(Data excerpts)
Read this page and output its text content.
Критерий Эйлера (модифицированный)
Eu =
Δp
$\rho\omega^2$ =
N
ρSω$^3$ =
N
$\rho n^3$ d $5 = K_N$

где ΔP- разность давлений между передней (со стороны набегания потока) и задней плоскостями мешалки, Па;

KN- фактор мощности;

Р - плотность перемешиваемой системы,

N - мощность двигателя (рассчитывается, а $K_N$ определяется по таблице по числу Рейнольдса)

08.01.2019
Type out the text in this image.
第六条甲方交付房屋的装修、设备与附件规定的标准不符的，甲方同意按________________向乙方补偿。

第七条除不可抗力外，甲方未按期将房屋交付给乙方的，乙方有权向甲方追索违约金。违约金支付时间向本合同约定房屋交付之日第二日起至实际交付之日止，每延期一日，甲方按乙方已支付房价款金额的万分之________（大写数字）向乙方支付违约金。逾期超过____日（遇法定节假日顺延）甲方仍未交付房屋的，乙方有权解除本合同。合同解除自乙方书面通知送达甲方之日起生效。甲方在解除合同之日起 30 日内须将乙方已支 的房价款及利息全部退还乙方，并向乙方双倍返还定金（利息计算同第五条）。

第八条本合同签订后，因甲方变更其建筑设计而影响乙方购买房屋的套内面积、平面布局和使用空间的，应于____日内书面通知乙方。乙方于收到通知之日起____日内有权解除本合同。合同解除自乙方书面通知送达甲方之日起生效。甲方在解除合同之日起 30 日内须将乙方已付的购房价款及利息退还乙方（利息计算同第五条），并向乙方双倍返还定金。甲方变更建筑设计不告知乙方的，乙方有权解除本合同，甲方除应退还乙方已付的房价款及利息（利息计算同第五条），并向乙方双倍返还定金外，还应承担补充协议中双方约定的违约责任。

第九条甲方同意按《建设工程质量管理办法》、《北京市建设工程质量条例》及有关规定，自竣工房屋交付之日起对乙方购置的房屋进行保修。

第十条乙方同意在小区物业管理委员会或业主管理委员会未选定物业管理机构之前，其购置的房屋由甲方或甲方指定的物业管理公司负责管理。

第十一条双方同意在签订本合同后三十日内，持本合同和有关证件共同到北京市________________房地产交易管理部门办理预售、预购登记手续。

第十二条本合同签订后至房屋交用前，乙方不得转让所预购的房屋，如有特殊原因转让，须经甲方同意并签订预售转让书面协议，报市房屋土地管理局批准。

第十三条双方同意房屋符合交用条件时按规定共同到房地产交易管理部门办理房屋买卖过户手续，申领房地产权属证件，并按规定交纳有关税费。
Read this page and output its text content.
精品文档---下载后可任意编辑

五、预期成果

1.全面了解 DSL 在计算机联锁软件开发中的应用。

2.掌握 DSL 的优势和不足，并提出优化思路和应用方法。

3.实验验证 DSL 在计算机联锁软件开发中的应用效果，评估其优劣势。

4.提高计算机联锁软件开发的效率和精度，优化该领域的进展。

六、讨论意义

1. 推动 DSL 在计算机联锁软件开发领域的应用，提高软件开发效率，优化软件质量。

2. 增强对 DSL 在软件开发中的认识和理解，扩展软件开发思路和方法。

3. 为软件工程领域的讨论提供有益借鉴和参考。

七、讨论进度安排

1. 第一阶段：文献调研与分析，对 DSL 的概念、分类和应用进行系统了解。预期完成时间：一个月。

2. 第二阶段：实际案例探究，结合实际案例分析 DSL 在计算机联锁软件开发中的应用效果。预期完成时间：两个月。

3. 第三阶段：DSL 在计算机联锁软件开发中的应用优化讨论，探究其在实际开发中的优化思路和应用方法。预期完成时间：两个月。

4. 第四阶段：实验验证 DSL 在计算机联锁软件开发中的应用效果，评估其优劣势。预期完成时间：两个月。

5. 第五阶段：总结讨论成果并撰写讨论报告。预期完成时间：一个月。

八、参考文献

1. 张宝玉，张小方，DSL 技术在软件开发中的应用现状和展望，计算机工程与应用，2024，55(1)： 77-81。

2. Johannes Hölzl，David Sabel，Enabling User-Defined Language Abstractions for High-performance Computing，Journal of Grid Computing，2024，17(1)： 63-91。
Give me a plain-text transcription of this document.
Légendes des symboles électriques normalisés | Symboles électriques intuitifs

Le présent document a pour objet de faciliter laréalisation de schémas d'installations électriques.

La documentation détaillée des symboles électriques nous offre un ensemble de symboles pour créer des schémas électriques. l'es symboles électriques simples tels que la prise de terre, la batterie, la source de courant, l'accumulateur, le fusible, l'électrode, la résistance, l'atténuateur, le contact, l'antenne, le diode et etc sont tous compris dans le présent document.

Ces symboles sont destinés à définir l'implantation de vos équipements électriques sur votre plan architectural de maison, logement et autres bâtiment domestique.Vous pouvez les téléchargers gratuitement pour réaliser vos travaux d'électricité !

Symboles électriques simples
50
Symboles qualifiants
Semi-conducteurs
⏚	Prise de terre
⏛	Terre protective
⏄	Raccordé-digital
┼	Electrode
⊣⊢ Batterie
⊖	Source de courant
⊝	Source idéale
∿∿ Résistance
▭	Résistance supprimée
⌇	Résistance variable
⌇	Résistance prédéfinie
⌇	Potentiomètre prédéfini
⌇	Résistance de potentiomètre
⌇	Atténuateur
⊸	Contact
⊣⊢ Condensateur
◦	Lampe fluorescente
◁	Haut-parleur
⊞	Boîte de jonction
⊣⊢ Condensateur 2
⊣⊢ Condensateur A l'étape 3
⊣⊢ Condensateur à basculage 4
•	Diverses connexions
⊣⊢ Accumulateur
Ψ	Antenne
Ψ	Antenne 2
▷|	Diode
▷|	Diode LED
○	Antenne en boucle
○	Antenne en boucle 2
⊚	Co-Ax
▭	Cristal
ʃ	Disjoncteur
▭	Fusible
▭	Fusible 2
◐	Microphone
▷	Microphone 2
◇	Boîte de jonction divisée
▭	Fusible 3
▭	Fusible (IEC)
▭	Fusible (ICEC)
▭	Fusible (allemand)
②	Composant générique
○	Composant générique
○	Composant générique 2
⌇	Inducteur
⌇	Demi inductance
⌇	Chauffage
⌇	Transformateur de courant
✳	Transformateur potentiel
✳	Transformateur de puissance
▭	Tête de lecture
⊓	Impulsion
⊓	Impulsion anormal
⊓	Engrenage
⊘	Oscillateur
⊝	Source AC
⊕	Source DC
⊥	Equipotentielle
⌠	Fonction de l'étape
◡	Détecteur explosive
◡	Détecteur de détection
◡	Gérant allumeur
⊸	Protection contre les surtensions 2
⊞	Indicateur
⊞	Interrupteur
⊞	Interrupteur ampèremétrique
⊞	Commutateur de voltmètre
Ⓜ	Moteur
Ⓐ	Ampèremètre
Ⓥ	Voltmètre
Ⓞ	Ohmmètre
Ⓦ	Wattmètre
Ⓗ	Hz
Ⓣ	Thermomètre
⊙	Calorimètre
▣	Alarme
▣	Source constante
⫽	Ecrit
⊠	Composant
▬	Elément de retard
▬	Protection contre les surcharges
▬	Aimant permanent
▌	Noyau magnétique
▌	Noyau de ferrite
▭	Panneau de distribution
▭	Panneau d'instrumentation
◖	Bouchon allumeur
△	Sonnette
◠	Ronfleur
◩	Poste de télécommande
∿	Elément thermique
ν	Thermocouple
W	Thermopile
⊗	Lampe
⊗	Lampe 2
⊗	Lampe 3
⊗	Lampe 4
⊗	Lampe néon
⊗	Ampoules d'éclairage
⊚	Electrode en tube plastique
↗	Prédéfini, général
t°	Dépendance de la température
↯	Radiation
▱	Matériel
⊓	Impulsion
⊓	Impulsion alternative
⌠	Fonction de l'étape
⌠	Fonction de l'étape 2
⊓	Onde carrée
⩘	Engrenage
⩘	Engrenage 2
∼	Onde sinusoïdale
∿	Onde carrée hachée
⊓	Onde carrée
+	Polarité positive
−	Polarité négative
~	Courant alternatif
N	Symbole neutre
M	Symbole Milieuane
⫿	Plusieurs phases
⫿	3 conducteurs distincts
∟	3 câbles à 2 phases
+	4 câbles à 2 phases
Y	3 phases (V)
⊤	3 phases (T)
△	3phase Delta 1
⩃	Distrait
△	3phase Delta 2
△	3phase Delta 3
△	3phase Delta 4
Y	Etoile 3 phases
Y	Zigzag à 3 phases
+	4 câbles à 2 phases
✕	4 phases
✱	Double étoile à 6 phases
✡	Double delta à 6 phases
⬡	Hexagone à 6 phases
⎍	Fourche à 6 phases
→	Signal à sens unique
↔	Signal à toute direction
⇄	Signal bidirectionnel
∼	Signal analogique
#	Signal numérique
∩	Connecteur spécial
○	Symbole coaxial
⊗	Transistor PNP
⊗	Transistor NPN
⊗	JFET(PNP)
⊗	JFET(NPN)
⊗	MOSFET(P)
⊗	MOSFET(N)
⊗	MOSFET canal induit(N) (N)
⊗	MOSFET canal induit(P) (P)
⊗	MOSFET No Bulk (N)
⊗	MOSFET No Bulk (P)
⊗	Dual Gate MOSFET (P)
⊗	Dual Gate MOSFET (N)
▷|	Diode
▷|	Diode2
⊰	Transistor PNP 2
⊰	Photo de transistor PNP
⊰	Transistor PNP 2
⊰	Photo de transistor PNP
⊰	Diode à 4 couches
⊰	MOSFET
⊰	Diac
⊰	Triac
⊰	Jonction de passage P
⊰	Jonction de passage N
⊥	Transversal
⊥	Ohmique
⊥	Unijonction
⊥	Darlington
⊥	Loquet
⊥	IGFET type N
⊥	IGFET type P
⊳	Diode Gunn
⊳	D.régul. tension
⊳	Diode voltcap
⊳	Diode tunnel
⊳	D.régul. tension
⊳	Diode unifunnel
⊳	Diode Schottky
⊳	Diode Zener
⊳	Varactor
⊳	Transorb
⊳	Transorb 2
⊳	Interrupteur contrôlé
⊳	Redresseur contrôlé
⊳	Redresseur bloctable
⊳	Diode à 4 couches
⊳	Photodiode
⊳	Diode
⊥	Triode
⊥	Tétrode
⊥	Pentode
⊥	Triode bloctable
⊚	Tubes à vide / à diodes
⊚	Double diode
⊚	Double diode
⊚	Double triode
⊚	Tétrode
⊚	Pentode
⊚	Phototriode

— YOUR INSTRUCTIONS —
Reply with one number only: how many lines of the listing hold "conducteurs"?

— TASK OUTPUT —
2